====== Input

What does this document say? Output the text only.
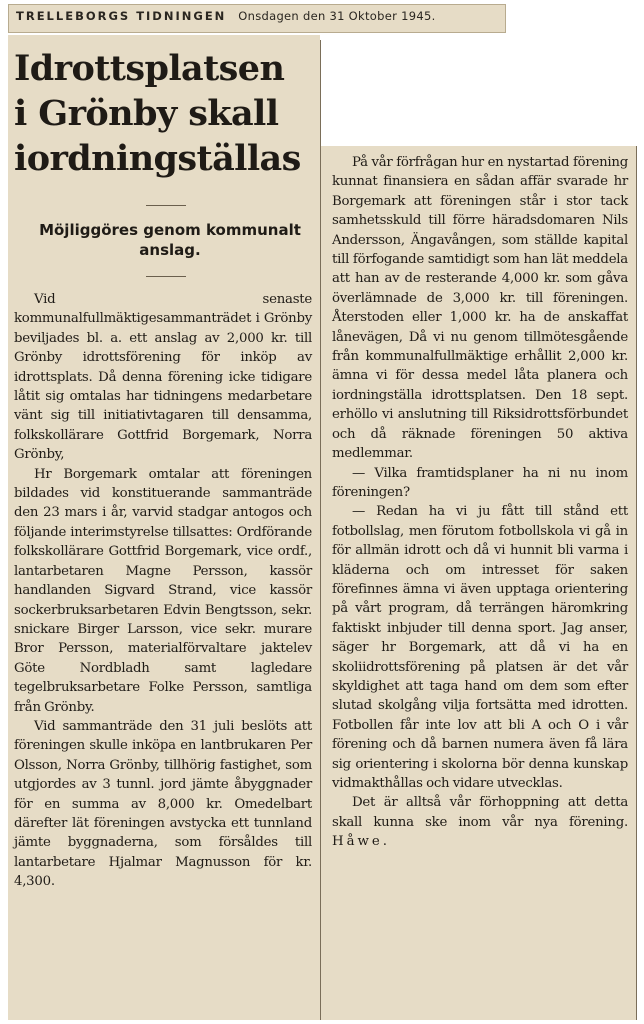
TRELLEBORGS TIDNINGEN Onsdagen den 31 Oktober 1945.
Idrottsplatsen
i Grönby skall
iordningställas
Möjliggöres genom kommunalt anslag.

Vid senaste kommunalfullmäktigesammanträdet i Grönby beviljades bl. a. ett anslag av 2,000 kr. till Grönby idrottsförening för inköp av idrottsplats. Då denna förening icke tidigare låtit sig omtalas har tidningens medarbetare vänt sig till initiativtagaren till densamma, folkskollärare Gottfrid Borgemark, Norra Grönby,

Hr Borgemark omtalar att föreningen bildades vid konstituerande sammanträde den 23 mars i år, varvid stadgar antogos och följande interimstyrelse tillsattes: Ordförande folkskollärare Gottfrid Borgemark, vice ordf., lantarbetaren Magne Persson, kassör handlanden Sigvard Strand, vice kassör sockerbruksarbetaren Edvin Bengtsson, sekr. snickare Birger Larsson, vice sekr. murare Bror Persson, materialförvaltare jaktelev Göte Nordbladh samt lagledare tegelbruksarbetare Folke Persson, samtliga från Grönby.

Vid sammanträde den 31 juli beslöts att föreningen skulle inköpa en lantbrukaren Per Olsson, Norra Grönby, tillhörig fastighet, som utgjordes av 3 tunnl. jord jämte åbyggnader för en summa av 8,000 kr. Omedelbart därefter lät föreningen avstycka ett tunnland jämte byggnaderna, som försåldes till lantarbetare Hjalmar Magnusson för kr. 4,300.

På vår förfrågan hur en nystartad förening kunnat finansiera en sådan affär svarade hr Borgemark att föreningen står i stor tack samhetsskuld till förre häradsdomaren Nils Andersson, Ängavången, som ställde kapital till förfogande samtidigt som han lät meddela att han av de resterande 4,000 kr. som gåva överlämnade de 3,000 kr. till föreningen. Återstoden eller 1,000 kr. ha de anskaffat lånevägen, Då vi nu genom tillmötesgående från kommunalfullmäktige erhållit 2,000 kr. ämna vi för dessa medel låta planera och iordningställa idrottsplatsen. Den 18 sept. erhöllo vi anslutning till Riksidrottsförbundet och då räknade föreningen 50 aktiva medlemmar.

— Vilka framtidsplaner ha ni nu inom föreningen?

— Redan ha vi ju fått till stånd ett fotbollslag, men förutom fotbollskola vi gå in för allmän idrott och då vi hunnit bli varma i kläderna och om intresset för saken förefinnes ämna vi även upptaga orientering på vårt program, då terrängen häromkring faktiskt inbjuder till denna sport. Jag anser, säger hr Borgemark, att då vi ha en skoliidrottsförening på platsen är det vår skyldighet att taga hand om dem som efter slutad skolgång vilja fortsätta med idrotten. Fotbollen får inte lov att bli A och O i vår förening och då barnen numera även få lära sig orientering i skolorna bör denna kunskap vidmakthållas och vidare utvecklas.

Det är alltså vår förhoppning att detta skall kunna ske inom vår nya förening. Håwe.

============

### Goal of the exercise
Please show all lines from the entries that contain the word "anslag".

### Reply
Möjliggöres genom kommunalt anslag.
Vid senaste kommunalfullmäktigesammanträdet i Grönby beviljades bl. a. ett anslag av 2,000 kr. till Grönby idrottsförening för inköp av idrottsplats. Då denna förening icke tidigare låtit sig omtalas har tidningens medarbetare vänt sig till initiativtagaren till densamma, folkskollärare Gottfrid Borgemark, Norra Grönby,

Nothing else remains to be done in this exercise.